> **Description of the task**:
Report each line of the data that has "name" somewhere in it.

> **Raw records**:
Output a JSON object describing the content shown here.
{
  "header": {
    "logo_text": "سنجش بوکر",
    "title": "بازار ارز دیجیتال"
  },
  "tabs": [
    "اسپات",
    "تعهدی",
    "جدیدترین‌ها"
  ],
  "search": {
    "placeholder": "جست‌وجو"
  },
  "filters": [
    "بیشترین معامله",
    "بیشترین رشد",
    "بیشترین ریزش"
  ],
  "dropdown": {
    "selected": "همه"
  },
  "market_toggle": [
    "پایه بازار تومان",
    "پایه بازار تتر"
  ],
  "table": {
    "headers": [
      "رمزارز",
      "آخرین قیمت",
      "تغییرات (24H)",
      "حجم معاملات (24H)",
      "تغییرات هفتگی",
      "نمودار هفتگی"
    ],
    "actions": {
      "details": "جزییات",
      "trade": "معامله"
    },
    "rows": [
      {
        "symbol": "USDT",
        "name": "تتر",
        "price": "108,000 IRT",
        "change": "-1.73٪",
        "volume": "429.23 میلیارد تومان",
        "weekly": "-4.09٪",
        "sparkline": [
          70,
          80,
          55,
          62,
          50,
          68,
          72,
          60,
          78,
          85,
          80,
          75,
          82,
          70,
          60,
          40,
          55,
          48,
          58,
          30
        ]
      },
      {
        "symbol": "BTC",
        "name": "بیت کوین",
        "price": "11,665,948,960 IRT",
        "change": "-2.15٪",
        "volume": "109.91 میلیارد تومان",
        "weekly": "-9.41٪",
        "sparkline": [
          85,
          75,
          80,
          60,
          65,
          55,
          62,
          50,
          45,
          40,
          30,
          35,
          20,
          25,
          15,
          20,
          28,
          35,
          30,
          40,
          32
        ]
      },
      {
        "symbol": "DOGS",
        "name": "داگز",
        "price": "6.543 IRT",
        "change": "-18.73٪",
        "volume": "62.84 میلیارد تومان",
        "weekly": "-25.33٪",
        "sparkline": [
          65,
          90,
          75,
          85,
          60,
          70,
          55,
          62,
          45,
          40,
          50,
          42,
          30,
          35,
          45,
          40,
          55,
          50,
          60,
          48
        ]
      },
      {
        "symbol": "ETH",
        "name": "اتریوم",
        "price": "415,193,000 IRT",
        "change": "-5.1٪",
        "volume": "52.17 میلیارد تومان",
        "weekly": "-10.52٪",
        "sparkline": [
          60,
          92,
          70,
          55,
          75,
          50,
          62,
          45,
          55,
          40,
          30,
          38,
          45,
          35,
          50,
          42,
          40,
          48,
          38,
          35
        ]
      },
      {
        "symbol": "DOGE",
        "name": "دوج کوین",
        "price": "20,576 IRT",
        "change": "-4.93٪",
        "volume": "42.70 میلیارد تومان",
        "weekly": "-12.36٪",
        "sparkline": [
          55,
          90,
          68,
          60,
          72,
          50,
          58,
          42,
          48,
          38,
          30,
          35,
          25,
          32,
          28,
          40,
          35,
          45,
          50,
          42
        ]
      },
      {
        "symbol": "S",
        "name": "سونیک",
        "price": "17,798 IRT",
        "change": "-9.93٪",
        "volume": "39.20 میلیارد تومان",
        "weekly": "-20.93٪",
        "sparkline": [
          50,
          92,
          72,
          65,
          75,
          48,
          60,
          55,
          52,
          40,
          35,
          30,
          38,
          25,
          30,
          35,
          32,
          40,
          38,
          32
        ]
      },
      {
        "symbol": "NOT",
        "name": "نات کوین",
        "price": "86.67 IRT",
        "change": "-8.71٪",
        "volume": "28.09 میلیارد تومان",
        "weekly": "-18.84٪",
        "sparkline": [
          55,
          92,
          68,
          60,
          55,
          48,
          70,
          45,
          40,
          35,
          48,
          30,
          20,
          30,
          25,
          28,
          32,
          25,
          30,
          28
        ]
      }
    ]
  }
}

> **Expected output**:
        "name": "تتر",
        "name": "بیت کوین",
        "name": "داگز",
        "name": "اتریوم",
        "name": "دوج کوین",
        "name": "سونیک",
        "name": "نات کوین",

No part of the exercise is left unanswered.